## Selected extract:
********

Living, Learning & Loving La Vida Nueva

Thursday, October 11, 2012

As Time Continues...

...I feel like I am standing still.  Actually, I sort of feel like I'm moving backwards.  I had high hopes a few months ago that this month of October would be a relaxing one before I had to begin packing in November.  I've lost all hope of that.

Less than three months from now we hope to be in Africa.  And before last week, that was seeming more and more like a fact and less and less like a hope.  Now, there is one thing standing in our way.  There is a word that makes people squirm in their seats.  There is one thing that I am increasingly tired of talking about.

Money.

Over the past months, I have gotten very used to discussing money and our needs in order to move to and serve in Africa.  I'm still tired of it, but at least it has gotten easier.  And I have seen God provide for our support through many unsuspecting avenues.  And yet now, as we sit a little over a month and a half from the financial cut off date for leaving in January, I see the dollar signs and my faith seems as big as a grain of salt.

To me, our monthly support seems so close and yet so far away.  We have about $550/month that still remains.  A few weeks ago, we were much closer to being set on our monthly support.  Now we have second Baby Saint on the way and our monthly requirements went up.  I am trying not to be anxious about that and trust that God knew we would be expecting at this time and He will provide for our needs.

Our outgoing expenses have been a big headache.  For starters, the ~$37,000 target was like sticker shock at its worst.  About $22,000 of that covers everything we need in order to move to Africa, including our medical exams, shots, support mail outs, airfare, extra baggage allowances, language acquisition course, house set up (to furnish our rental home) and appliance set up (since rentals don't come with any), our orientation school, and I think that is about all.  On top of all that, we also have to purchase a rough and tumble vehicle for traversing the Lesotho mountains.  That's an additional $15,000, which includes the $2,000+ in taxes we get to pay for it.  Right now, we have everything except for the car fund covered.  That means we still have around $15,000 more that has to be raised before we can be cleared to leave.

********

(Dataset records)
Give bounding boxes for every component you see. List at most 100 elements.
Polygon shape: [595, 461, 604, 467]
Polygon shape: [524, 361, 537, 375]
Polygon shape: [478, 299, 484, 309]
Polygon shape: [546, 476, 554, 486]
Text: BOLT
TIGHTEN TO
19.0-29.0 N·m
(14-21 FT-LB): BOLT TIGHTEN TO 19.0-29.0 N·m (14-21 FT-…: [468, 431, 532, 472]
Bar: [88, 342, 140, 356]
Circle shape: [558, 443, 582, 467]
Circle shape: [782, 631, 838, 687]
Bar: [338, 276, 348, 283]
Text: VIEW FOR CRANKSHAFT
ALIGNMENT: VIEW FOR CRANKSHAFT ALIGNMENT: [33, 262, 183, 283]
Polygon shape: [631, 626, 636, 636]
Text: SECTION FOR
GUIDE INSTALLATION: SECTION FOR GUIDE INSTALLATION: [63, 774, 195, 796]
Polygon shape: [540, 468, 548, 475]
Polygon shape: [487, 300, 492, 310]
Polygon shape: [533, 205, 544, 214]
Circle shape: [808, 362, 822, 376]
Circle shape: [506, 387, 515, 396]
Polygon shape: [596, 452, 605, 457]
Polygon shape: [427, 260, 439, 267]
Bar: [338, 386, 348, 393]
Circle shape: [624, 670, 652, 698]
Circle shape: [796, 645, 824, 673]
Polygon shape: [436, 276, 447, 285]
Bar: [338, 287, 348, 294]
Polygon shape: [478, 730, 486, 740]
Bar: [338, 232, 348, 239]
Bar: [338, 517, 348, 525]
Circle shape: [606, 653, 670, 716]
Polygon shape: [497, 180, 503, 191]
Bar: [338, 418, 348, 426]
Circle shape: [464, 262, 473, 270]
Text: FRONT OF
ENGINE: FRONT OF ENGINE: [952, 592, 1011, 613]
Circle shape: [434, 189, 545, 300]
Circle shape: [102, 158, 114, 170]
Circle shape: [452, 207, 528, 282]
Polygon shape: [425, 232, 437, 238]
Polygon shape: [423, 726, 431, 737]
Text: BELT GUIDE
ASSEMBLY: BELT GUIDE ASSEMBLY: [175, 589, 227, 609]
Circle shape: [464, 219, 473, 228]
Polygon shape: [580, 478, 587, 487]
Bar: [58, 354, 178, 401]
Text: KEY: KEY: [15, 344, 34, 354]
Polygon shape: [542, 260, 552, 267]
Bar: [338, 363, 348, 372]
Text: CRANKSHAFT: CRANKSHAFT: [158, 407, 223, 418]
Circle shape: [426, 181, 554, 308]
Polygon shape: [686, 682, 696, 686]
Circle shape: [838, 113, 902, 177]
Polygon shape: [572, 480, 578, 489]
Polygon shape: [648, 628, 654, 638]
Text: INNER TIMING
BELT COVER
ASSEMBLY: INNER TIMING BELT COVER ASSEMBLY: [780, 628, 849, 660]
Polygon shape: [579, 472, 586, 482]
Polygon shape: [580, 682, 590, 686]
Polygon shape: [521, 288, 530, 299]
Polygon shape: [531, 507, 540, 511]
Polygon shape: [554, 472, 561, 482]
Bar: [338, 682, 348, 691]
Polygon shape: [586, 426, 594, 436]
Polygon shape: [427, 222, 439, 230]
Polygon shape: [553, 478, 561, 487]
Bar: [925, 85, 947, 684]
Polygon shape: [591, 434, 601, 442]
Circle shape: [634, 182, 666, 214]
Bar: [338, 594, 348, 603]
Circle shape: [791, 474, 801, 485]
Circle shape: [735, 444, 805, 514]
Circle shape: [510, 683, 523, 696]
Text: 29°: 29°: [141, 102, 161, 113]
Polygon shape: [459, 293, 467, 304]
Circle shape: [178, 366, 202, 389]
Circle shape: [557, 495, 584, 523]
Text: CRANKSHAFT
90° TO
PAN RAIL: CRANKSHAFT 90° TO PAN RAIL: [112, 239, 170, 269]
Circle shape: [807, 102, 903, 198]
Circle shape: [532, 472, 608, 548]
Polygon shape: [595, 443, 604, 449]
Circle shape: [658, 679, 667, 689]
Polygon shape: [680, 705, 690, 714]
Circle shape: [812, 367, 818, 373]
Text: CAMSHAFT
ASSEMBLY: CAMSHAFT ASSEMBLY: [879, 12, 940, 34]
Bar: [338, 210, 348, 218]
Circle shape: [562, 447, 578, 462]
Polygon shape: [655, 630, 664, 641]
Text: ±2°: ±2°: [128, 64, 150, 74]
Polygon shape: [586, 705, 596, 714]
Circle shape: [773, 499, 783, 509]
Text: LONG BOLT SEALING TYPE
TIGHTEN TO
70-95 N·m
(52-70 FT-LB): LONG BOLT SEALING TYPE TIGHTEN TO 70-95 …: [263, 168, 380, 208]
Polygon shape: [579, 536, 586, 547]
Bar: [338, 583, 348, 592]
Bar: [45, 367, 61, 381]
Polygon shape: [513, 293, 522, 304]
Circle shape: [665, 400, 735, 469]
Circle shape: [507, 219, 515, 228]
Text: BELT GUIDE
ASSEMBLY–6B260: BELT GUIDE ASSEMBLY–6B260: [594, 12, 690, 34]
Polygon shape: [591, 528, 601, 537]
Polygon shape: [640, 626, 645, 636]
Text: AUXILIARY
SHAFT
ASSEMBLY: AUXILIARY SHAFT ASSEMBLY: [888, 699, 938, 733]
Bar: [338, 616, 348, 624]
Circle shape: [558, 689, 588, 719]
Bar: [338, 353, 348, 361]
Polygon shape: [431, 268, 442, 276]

********

## Problem requirements:
Reproduce verbatim the portion of the blog post on raising support for the move to Africa that runs from "As Time Continues..." up to and including "of talking about.".

## Solution:
As Time Continues...

...I feel like I am standing still.  Actually, I sort of feel like I'm moving backwards.  I had high hopes a few months ago that this month of October would be a relaxing one before I had to begin packing in November.  I've lost all hope of that.

Less than three months from now we hope to be in Africa.  And before last week, that was seeming more and more like a fact and less and less like a hope.  Now, there is one thing standing in our way.  There is a word that makes people squirm in their seats.  There is one thing that I am increasingly tired of talking about.